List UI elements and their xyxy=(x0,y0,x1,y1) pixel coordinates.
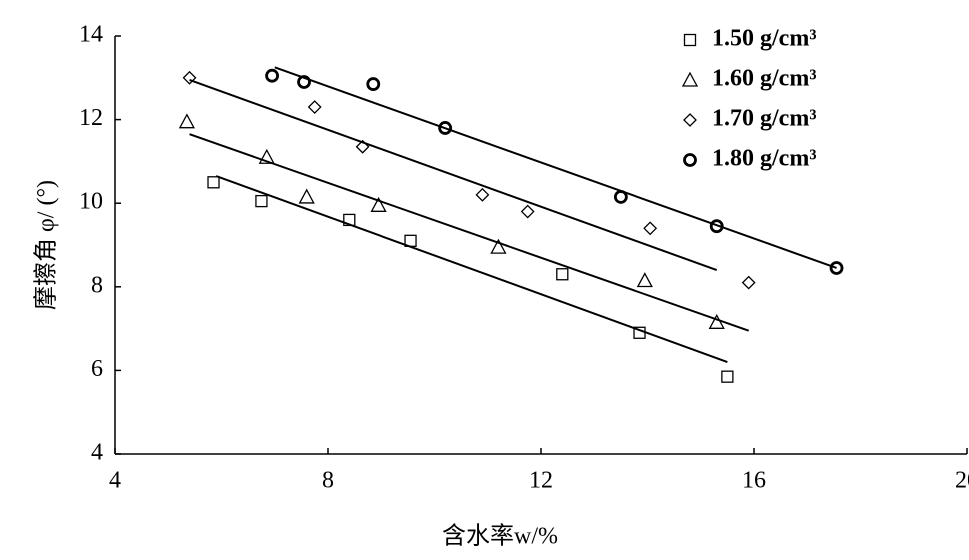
point xyxy=(297,75,311,89)
trend-line xyxy=(189,133,750,332)
point xyxy=(298,188,315,204)
point xyxy=(709,219,724,234)
y-tick-label: 14 xyxy=(79,22,103,48)
point xyxy=(681,71,699,87)
point xyxy=(370,196,387,212)
point xyxy=(343,213,356,227)
trend-line xyxy=(215,175,728,363)
x-tick-label: 16 xyxy=(742,468,766,494)
x-tick-label: 20 xyxy=(955,468,969,494)
point xyxy=(475,187,490,202)
y-tick-label: 8 xyxy=(91,272,103,298)
point xyxy=(438,121,453,135)
point xyxy=(178,113,195,129)
point xyxy=(520,204,535,219)
point xyxy=(741,275,756,290)
y-tick-label: 12 xyxy=(79,105,103,131)
trend-line xyxy=(274,66,837,269)
y-axis-label: 摩擦角 φ/ (°) xyxy=(33,180,60,310)
legend-label: 1.80 g/cm³ xyxy=(712,146,817,172)
x-tick-label: 4 xyxy=(109,468,121,494)
point xyxy=(556,268,569,281)
point xyxy=(404,234,417,247)
point xyxy=(355,139,370,154)
point xyxy=(207,176,220,189)
point xyxy=(182,70,197,85)
legend-label: 1.60 g/cm³ xyxy=(712,66,817,92)
point xyxy=(829,261,844,275)
point xyxy=(683,113,697,127)
point xyxy=(636,272,653,288)
point xyxy=(613,190,628,204)
legend-label: 1.50 g/cm³ xyxy=(712,26,817,52)
y-tick-label: 10 xyxy=(79,189,103,215)
x-axis-label: 含水率w/% xyxy=(442,523,558,550)
point xyxy=(683,33,697,47)
point xyxy=(708,313,725,329)
x-tick-label: 12 xyxy=(529,468,553,494)
y-tick-label: 6 xyxy=(91,356,103,382)
y-tick-label: 4 xyxy=(91,440,103,466)
trend-line xyxy=(189,78,718,272)
point xyxy=(366,77,381,91)
point xyxy=(255,194,268,208)
legend-label: 1.70 g/cm³ xyxy=(712,106,817,132)
x-tick-label: 8 xyxy=(322,468,334,494)
point xyxy=(258,148,275,164)
point xyxy=(643,221,658,236)
point xyxy=(265,68,279,83)
point xyxy=(633,326,646,339)
point xyxy=(490,238,507,254)
point xyxy=(683,153,697,167)
point xyxy=(721,370,734,383)
point xyxy=(307,100,322,114)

Written request: Update the lines running from the one that contains "point xyxy=(297,75,311,89)" through the end of the records, inclusive, by replacing "trend-line" with "regression-line" and leaving everything else unchanged. Return only those lines.

The solution:
point xyxy=(297,75,311,89)
regression-line xyxy=(189,133,750,332)
point xyxy=(298,188,315,204)
point xyxy=(709,219,724,234)
y-tick-label: 14 xyxy=(79,22,103,48)
point xyxy=(681,71,699,87)
point xyxy=(370,196,387,212)
point xyxy=(343,213,356,227)
regression-line xyxy=(215,175,728,363)
x-tick-label: 16 xyxy=(742,468,766,494)
x-tick-label: 20 xyxy=(955,468,969,494)
point xyxy=(475,187,490,202)
y-tick-label: 8 xyxy=(91,272,103,298)
point xyxy=(438,121,453,135)
point xyxy=(178,113,195,129)
point xyxy=(520,204,535,219)
point xyxy=(741,275,756,290)
y-tick-label: 12 xyxy=(79,105,103,131)
regression-line xyxy=(274,66,837,269)
y-axis-label: 摩擦角 φ/ (°) xyxy=(33,180,60,310)
legend-label: 1.80 g/cm³ xyxy=(712,146,817,172)
x-tick-label: 4 xyxy=(109,468,121,494)
point xyxy=(556,268,569,281)
point xyxy=(404,234,417,247)
point xyxy=(355,139,370,154)
point xyxy=(207,176,220,189)
point xyxy=(182,70,197,85)
legend-label: 1.60 g/cm³ xyxy=(712,66,817,92)
point xyxy=(829,261,844,275)
point xyxy=(683,113,697,127)
point xyxy=(636,272,653,288)
point xyxy=(613,190,628,204)
legend-label: 1.50 g/cm³ xyxy=(712,26,817,52)
y-tick-label: 10 xyxy=(79,189,103,215)
x-axis-label: 含水率w/% xyxy=(442,523,558,550)
point xyxy=(683,33,697,47)
point xyxy=(708,313,725,329)
x-tick-label: 12 xyxy=(529,468,553,494)
y-tick-label: 6 xyxy=(91,356,103,382)
y-tick-label: 4 xyxy=(91,440,103,466)
regression-line xyxy=(189,78,718,272)
point xyxy=(366,77,381,91)
point xyxy=(255,194,268,208)
legend-label: 1.70 g/cm³ xyxy=(712,106,817,132)
x-tick-label: 8 xyxy=(322,468,334,494)
point xyxy=(258,148,275,164)
point xyxy=(643,221,658,236)
point xyxy=(265,68,279,83)
point xyxy=(633,326,646,339)
point xyxy=(490,238,507,254)
point xyxy=(683,153,697,167)
point xyxy=(721,370,734,383)
point xyxy=(307,100,322,114)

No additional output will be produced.